WHAT THE EXERCISE ASKS:
Exactly repeat the full listing that follows.
----- SUPPLIED RECORDS -----
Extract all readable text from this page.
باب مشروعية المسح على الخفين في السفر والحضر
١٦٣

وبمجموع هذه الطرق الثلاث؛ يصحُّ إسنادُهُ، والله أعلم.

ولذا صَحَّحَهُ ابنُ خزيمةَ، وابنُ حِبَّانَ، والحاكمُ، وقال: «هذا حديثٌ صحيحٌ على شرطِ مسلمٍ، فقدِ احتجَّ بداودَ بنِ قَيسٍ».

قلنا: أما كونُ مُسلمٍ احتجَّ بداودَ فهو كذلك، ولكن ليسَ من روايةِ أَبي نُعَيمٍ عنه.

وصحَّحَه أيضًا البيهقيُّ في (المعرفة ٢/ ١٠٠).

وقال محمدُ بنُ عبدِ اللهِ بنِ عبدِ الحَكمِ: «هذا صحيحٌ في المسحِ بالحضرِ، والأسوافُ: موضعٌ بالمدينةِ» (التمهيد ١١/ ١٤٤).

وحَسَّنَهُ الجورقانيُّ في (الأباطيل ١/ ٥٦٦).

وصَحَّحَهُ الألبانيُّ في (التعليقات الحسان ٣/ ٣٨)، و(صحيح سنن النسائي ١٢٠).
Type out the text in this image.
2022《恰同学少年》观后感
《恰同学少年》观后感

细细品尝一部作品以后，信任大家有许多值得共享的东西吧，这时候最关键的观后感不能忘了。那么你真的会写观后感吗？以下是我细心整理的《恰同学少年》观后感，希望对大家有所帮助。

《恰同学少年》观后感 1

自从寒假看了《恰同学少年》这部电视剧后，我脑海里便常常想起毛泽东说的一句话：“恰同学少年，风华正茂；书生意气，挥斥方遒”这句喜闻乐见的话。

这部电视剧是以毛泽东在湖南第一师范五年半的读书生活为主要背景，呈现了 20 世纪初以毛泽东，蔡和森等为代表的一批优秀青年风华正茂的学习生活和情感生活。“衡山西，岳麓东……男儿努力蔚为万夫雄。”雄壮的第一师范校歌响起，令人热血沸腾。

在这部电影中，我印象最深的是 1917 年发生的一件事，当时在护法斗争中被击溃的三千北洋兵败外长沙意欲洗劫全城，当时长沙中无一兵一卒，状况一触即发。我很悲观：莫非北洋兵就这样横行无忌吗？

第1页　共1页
-----
OUTPUT FOR THIS TASK:
Extract all readable text from this page.
باب مشروعية المسح على الخفين في السفر والحضر
١٦٣

وبمجموع هذه الطرق الثلاث؛ يصحُّ إسنادُهُ، والله أعلم.

ولذا صَحَّحَهُ ابنُ خزيمةَ، وابنُ حِبَّانَ، والحاكمُ، وقال: «هذا حديثٌ صحيحٌ على شرطِ مسلمٍ، فقدِ احتجَّ بداودَ بنِ قَيسٍ».

قلنا: أما كونُ مُسلمٍ احتجَّ بداودَ فهو كذلك، ولكن ليسَ من روايةِ أَبي نُعَيمٍ عنه.

وصحَّحَه أيضًا البيهقيُّ في (المعرفة ٢/ ١٠٠).

وقال محمدُ بنُ عبدِ اللهِ بنِ عبدِ الحَكمِ: «هذا صحيحٌ في المسحِ بالحضرِ، والأسوافُ: موضعٌ بالمدينةِ» (التمهيد ١١/ ١٤٤).

وحَسَّنَهُ الجورقانيُّ في (الأباطيل ١/ ٥٦٦).

وصَحَّحَهُ الألبانيُّ في (التعليقات الحسان ٣/ ٣٨)، و(صحيح سنن النسائي ١٢٠).
Type out the text in this image.
2022《恰同学少年》观后感
《恰同学少年》观后感

细细品尝一部作品以后，信任大家有许多值得共享的东西吧，这时候最关键的观后感不能忘了。那么你真的会写观后感吗？以下是我细心整理的《恰同学少年》观后感，希望对大家有所帮助。

《恰同学少年》观后感 1

自从寒假看了《恰同学少年》这部电视剧后，我脑海里便常常想起毛泽东说的一句话：“恰同学少年，风华正茂；书生意气，挥斥方遒”这句喜闻乐见的话。

这部电视剧是以毛泽东在湖南第一师范五年半的读书生活为主要背景，呈现了 20 世纪初以毛泽东，蔡和森等为代表的一批优秀青年风华正茂的学习生活和情感生活。“衡山西，岳麓东……男儿努力蔚为万夫雄。”雄壮的第一师范校歌响起，令人热血沸腾。

在这部电影中，我印象最深的是 1917 年发生的一件事，当时在护法斗争中被击溃的三千北洋兵败外长沙意欲洗劫全城，当时长沙中无一兵一卒，状况一触即发。我很悲观：莫非北洋兵就这样横行无忌吗？

第1页　共1页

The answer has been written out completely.